Problem details: Retype the records that come next, word for word.

Listed records:
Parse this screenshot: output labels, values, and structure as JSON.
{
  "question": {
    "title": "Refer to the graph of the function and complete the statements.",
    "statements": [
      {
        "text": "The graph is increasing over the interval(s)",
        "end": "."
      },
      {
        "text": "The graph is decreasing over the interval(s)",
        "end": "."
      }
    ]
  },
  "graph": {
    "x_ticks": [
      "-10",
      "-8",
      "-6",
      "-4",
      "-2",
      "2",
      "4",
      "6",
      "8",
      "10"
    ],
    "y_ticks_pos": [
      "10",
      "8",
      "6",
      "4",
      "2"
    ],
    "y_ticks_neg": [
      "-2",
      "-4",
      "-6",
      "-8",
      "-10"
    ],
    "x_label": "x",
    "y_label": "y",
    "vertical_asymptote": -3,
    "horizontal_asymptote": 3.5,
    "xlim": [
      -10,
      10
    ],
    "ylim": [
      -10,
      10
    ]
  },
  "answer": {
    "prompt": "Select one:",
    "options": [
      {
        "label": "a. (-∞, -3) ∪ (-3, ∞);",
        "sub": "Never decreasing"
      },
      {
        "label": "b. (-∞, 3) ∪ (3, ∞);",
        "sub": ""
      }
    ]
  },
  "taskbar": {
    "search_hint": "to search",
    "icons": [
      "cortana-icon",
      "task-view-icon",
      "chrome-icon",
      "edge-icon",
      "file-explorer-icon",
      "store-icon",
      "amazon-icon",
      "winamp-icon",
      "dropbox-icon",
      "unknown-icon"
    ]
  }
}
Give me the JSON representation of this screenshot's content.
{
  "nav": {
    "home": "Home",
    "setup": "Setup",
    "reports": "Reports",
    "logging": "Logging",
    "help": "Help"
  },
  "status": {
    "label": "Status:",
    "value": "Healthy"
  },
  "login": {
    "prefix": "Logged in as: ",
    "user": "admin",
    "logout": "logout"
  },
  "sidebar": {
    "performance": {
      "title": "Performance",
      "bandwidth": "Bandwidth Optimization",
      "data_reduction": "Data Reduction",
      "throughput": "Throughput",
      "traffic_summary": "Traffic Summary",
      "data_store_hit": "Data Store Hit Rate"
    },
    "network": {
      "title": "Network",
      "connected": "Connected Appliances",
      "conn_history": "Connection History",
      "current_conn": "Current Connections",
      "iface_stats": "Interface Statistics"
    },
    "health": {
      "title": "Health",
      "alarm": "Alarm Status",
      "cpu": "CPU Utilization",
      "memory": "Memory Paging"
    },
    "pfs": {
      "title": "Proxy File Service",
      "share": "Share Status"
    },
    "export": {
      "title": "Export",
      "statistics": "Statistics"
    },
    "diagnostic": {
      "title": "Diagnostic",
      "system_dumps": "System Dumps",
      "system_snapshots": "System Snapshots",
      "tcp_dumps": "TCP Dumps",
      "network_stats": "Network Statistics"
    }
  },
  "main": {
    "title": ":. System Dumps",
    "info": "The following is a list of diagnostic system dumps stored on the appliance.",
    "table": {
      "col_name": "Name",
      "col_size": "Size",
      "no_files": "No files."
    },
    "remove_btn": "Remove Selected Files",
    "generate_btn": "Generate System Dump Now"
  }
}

Solution for this task:
Parse this screenshot: output labels, values, and structure as JSON.
{
  "question": {
    "title": "Refer to the graph of the function and complete the statements.",
    "statements": [
      {
        "text": "The graph is increasing over the interval(s)",
        "end": "."
      },
      {
        "text": "The graph is decreasing over the interval(s)",
        "end": "."
      }
    ]
  },
  "graph": {
    "x_ticks": [
      "-10",
      "-8",
      "-6",
      "-4",
      "-2",
      "2",
      "4",
      "6",
      "8",
      "10"
    ],
    "y_ticks_pos": [
      "10",
      "8",
      "6",
      "4",
      "2"
    ],
    "y_ticks_neg": [
      "-2",
      "-4",
      "-6",
      "-8",
      "-10"
    ],
    "x_label": "x",
    "y_label": "y",
    "vertical_asymptote": -3,
    "horizontal_asymptote": 3.5,
    "xlim": [
      -10,
      10
    ],
    "ylim": [
      -10,
      10
    ]
  },
  "answer": {
    "prompt": "Select one:",
    "options": [
      {
        "label": "a. (-∞, -3) ∪ (-3, ∞);",
        "sub": "Never decreasing"
      },
      {
        "label": "b. (-∞, 3) ∪ (3, ∞);",
        "sub": ""
      }
    ]
  },
  "taskbar": {
    "search_hint": "to search",
    "icons": [
      "cortana-icon",
      "task-view-icon",
      "chrome-icon",
      "edge-icon",
      "file-explorer-icon",
      "store-icon",
      "amazon-icon",
      "winamp-icon",
      "dropbox-icon",
      "unknown-icon"
    ]
  }
}
Give me the JSON representation of this screenshot's content.
{
  "nav": {
    "home": "Home",
    "setup": "Setup",
    "reports": "Reports",
    "logging": "Logging",
    "help": "Help"
  },
  "status": {
    "label": "Status:",
    "value": "Healthy"
  },
  "login": {
    "prefix": "Logged in as: ",
    "user": "admin",
    "logout": "logout"
  },
  "sidebar": {
    "performance": {
      "title": "Performance",
      "bandwidth": "Bandwidth Optimization",
      "data_reduction": "Data Reduction",
      "throughput": "Throughput",
      "traffic_summary": "Traffic Summary",
      "data_store_hit": "Data Store Hit Rate"
    },
    "network": {
      "title": "Network",
      "connected": "Connected Appliances",
      "conn_history": "Connection History",
      "current_conn": "Current Connections",
      "iface_stats": "Interface Statistics"
    },
    "health": {
      "title": "Health",
      "alarm": "Alarm Status",
      "cpu": "CPU Utilization",
      "memory": "Memory Paging"
    },
    "pfs": {
      "title": "Proxy File Service",
      "share": "Share Status"
    },
    "export": {
      "title": "Export",
      "statistics": "Statistics"
    },
    "diagnostic": {
      "title": "Diagnostic",
      "system_dumps": "System Dumps",
      "system_snapshots": "System Snapshots",
      "tcp_dumps": "TCP Dumps",
      "network_stats": "Network Statistics"
    }
  },
  "main": {
    "title": ":. System Dumps",
    "info": "The following is a list of diagnostic system dumps stored on the appliance.",
    "table": {
      "col_name": "Name",
      "col_size": "Size",
      "no_files": "No files."
    },
    "remove_btn": "Remove Selected Files",
    "generate_btn": "Generate System Dump Now"
  }
}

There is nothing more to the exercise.